**Stated problem**. Report how many lines hold the word "username"; answer with the number alone.

**Provided data**.
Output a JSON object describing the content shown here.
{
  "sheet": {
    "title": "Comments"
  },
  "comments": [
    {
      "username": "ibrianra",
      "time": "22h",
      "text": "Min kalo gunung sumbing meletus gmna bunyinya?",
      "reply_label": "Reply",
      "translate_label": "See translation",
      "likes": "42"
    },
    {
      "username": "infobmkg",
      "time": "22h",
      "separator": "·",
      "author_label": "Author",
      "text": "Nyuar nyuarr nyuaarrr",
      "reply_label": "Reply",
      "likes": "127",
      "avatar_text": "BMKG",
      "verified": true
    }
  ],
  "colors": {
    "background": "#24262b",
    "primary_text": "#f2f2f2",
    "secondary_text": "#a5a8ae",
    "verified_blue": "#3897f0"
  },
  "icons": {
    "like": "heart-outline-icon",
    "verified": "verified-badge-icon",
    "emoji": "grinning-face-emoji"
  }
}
--
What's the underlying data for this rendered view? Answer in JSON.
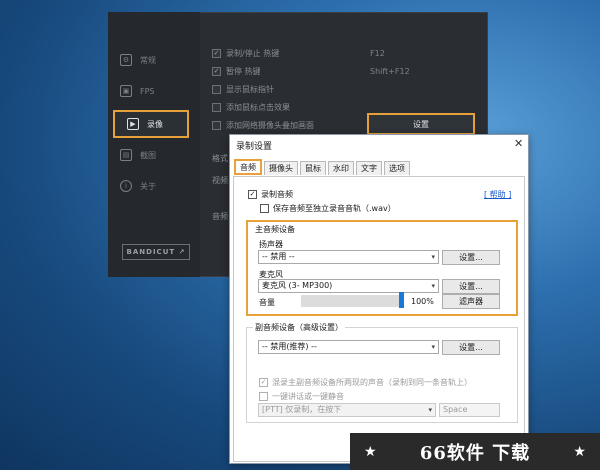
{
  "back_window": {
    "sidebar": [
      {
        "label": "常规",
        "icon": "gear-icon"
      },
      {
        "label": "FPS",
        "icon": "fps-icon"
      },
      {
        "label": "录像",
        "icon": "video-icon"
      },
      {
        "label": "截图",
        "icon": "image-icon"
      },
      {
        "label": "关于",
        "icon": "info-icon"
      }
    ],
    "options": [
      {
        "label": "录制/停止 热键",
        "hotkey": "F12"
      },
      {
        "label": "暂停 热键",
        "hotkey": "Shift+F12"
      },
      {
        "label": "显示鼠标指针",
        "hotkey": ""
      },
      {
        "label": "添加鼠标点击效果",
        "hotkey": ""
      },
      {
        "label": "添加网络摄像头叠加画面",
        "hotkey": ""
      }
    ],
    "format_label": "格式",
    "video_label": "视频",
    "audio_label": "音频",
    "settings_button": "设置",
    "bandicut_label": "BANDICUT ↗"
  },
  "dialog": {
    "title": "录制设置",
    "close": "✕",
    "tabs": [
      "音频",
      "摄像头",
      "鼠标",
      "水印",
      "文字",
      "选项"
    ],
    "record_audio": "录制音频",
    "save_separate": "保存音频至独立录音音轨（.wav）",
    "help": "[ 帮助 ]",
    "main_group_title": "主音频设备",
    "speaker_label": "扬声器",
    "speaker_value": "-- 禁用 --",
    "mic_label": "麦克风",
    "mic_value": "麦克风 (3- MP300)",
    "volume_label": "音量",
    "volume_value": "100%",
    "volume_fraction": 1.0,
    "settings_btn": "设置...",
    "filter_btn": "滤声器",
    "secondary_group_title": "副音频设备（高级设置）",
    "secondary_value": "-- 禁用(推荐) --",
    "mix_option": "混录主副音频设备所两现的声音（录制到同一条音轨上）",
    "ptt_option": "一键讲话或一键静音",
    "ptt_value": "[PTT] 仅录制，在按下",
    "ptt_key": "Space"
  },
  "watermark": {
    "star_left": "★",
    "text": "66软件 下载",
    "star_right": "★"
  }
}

**Exercise result**. 2